Task to complete: Extract the lines that hold the string "ECHA".

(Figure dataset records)
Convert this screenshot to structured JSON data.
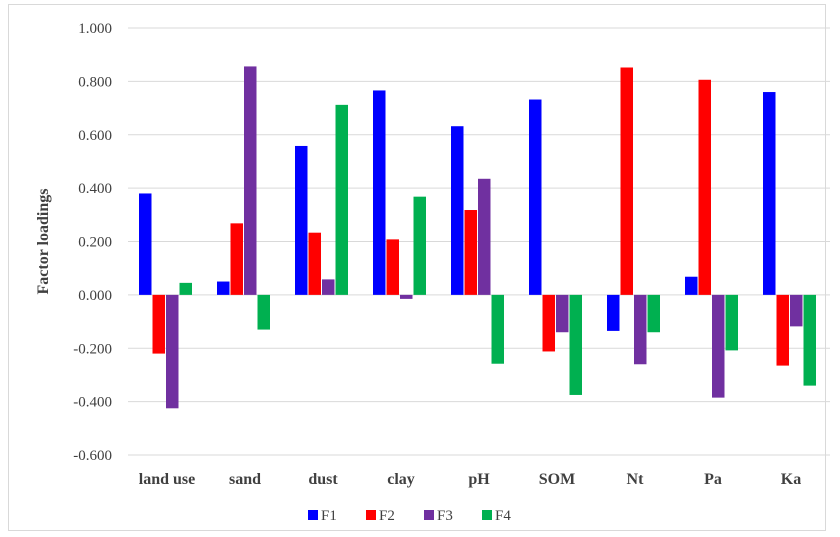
{
  "chart_data": {
    "type": "bar",
    "title": "",
    "xlabel": "",
    "ylabel": "Factor loadings",
    "ylim": [
      -0.6,
      1.0
    ],
    "ytick_step": 0.2,
    "ytick_labels": [
      "-0.600",
      "-0.400",
      "-0.200",
      "0.000",
      "0.200",
      "0.400",
      "0.600",
      "0.800",
      "1.000"
    ],
    "grid": "horizontal",
    "legend_position": "bottom",
    "categories": [
      "land use",
      "sand",
      "dust",
      "clay",
      "pH",
      "SOM",
      "Nt",
      "Pa",
      "Ka"
    ],
    "series": [
      {
        "name": "F1",
        "color": "#0000ff",
        "values": [
          0.38,
          0.05,
          0.558,
          0.766,
          0.632,
          0.732,
          -0.135,
          0.068,
          0.76
        ]
      },
      {
        "name": "F2",
        "color": "#ff0000",
        "values": [
          -0.22,
          0.268,
          0.233,
          0.208,
          0.318,
          -0.212,
          0.852,
          0.806,
          -0.265
        ]
      },
      {
        "name": "F3",
        "color": "#7030a0",
        "values": [
          -0.425,
          0.856,
          0.058,
          -0.015,
          0.435,
          -0.14,
          -0.26,
          -0.385,
          -0.118
        ]
      },
      {
        "name": "F4",
        "color": "#00b050",
        "values": [
          0.045,
          -0.13,
          0.712,
          0.368,
          -0.258,
          -0.375,
          -0.14,
          -0.208,
          -0.34
        ]
      }
    ]
  }
}
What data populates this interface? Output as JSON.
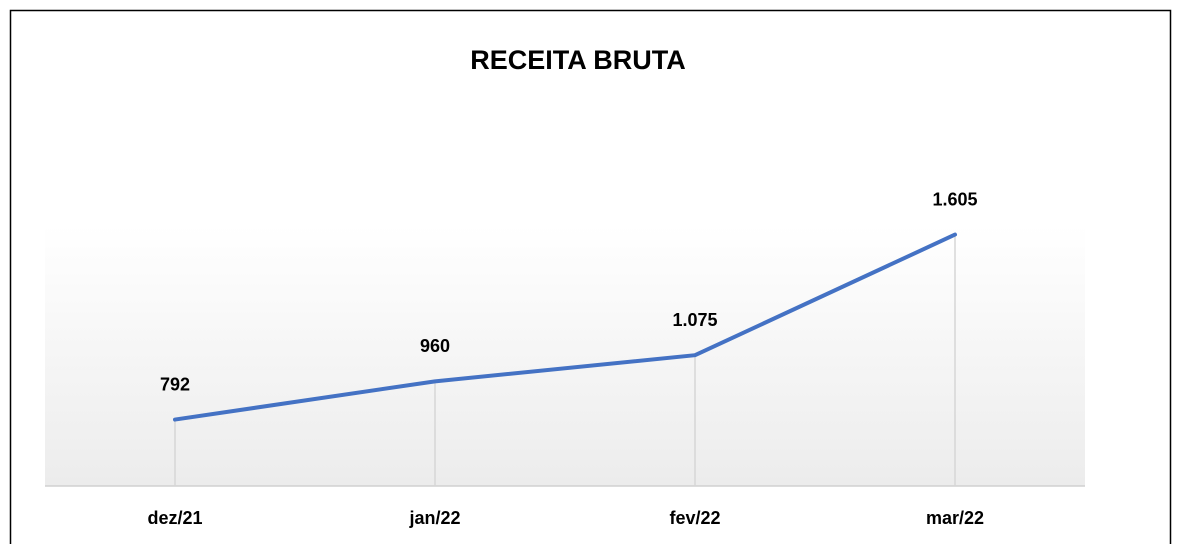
{
  "chart_data": {
    "type": "line",
    "title": "RECEITA BRUTA",
    "categories": [
      "dez/21",
      "jan/22",
      "fev/22",
      "mar/22"
    ],
    "values": [
      792,
      960,
      1075,
      1605
    ],
    "value_labels": [
      "792",
      "960",
      "1.075",
      "1.605"
    ],
    "color": "#4472c4",
    "ylim": [
      500,
      1700
    ]
  }
}
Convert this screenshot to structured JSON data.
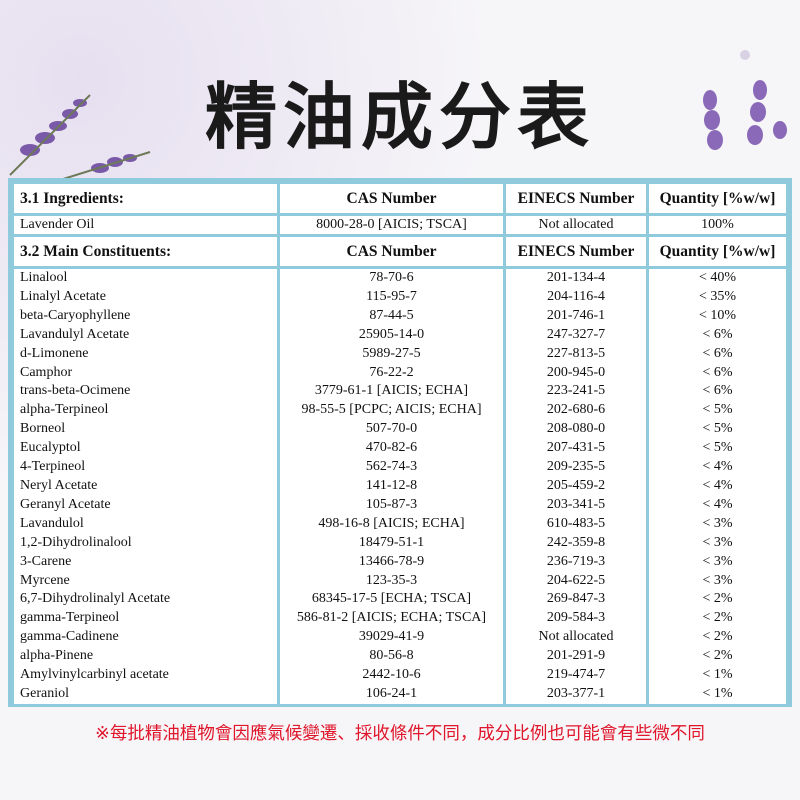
{
  "title": "精油成分表",
  "ingredients_header": {
    "label": "3.1 Ingredients:",
    "cas": "CAS Number",
    "einecs": "EINECS Number",
    "quantity": "Quantity [%w/w]"
  },
  "ingredient": {
    "name": "Lavender Oil",
    "cas": "8000-28-0 [AICIS; TSCA]",
    "einecs": "Not allocated",
    "quantity": "100%"
  },
  "constituents_header": {
    "label": "3.2 Main Constituents:",
    "cas": "CAS Number",
    "einecs": "EINECS Number",
    "quantity": "Quantity [%w/w]"
  },
  "constituents": [
    {
      "name": "Linalool",
      "cas": "78-70-6",
      "einecs": "201-134-4",
      "quantity": "< 40%"
    },
    {
      "name": "Linalyl Acetate",
      "cas": "115-95-7",
      "einecs": "204-116-4",
      "quantity": "< 35%"
    },
    {
      "name": "beta-Caryophyllene",
      "cas": "87-44-5",
      "einecs": "201-746-1",
      "quantity": "< 10%"
    },
    {
      "name": "Lavandulyl Acetate",
      "cas": "25905-14-0",
      "einecs": "247-327-7",
      "quantity": "< 6%"
    },
    {
      "name": "d-Limonene",
      "cas": "5989-27-5",
      "einecs": "227-813-5",
      "quantity": "< 6%"
    },
    {
      "name": "Camphor",
      "cas": "76-22-2",
      "einecs": "200-945-0",
      "quantity": "< 6%"
    },
    {
      "name": "trans-beta-Ocimene",
      "cas": "3779-61-1 [AICIS; ECHA]",
      "einecs": "223-241-5",
      "quantity": "< 6%"
    },
    {
      "name": "alpha-Terpineol",
      "cas": "98-55-5 [PCPC; AICIS; ECHA]",
      "einecs": "202-680-6",
      "quantity": "< 5%"
    },
    {
      "name": "Borneol",
      "cas": "507-70-0",
      "einecs": "208-080-0",
      "quantity": "< 5%"
    },
    {
      "name": "Eucalyptol",
      "cas": "470-82-6",
      "einecs": "207-431-5",
      "quantity": "< 5%"
    },
    {
      "name": "4-Terpineol",
      "cas": "562-74-3",
      "einecs": "209-235-5",
      "quantity": "< 4%"
    },
    {
      "name": "Neryl Acetate",
      "cas": "141-12-8",
      "einecs": "205-459-2",
      "quantity": "< 4%"
    },
    {
      "name": "Geranyl Acetate",
      "cas": "105-87-3",
      "einecs": "203-341-5",
      "quantity": "< 4%"
    },
    {
      "name": "Lavandulol",
      "cas": "498-16-8 [AICIS; ECHA]",
      "einecs": "610-483-5",
      "quantity": "< 3%"
    },
    {
      "name": "1,2-Dihydrolinalool",
      "cas": "18479-51-1",
      "einecs": "242-359-8",
      "quantity": "< 3%"
    },
    {
      "name": "3-Carene",
      "cas": "13466-78-9",
      "einecs": "236-719-3",
      "quantity": "< 3%"
    },
    {
      "name": "Myrcene",
      "cas": "123-35-3",
      "einecs": "204-622-5",
      "quantity": "< 3%"
    },
    {
      "name": "6,7-Dihydrolinalyl Acetate",
      "cas": "68345-17-5 [ECHA; TSCA]",
      "einecs": "269-847-3",
      "quantity": "< 2%"
    },
    {
      "name": "gamma-Terpineol",
      "cas": "586-81-2 [AICIS; ECHA; TSCA]",
      "einecs": "209-584-3",
      "quantity": "< 2%"
    },
    {
      "name": "gamma-Cadinene",
      "cas": "39029-41-9",
      "einecs": "Not allocated",
      "quantity": "< 2%"
    },
    {
      "name": "alpha-Pinene",
      "cas": "80-56-8",
      "einecs": "201-291-9",
      "quantity": "< 2%"
    },
    {
      "name": "Amylvinylcarbinyl acetate",
      "cas": "2442-10-6",
      "einecs": "219-474-7",
      "quantity": "< 1%"
    },
    {
      "name": "Geraniol",
      "cas": "106-24-1",
      "einecs": "203-377-1",
      "quantity": "< 1%"
    }
  ],
  "note": "※每批精油植物會因應氣候變遷、採收條件不同，成分比例也可能會有些微不同",
  "colors": {
    "border": "#8fcbdc",
    "note": "#e0162b",
    "lavender": "#7a5aa8"
  }
}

Worked solution:
      "cas": "3779-61-1 [AICIS; ECHA]",
      "cas": "98-55-5 [PCPC; AICIS; ECHA]",
      "cas": "498-16-8 [AICIS; ECHA]",
      "cas": "68345-17-5 [ECHA; TSCA]",
      "cas": "586-81-2 [AICIS; ECHA; TSCA]",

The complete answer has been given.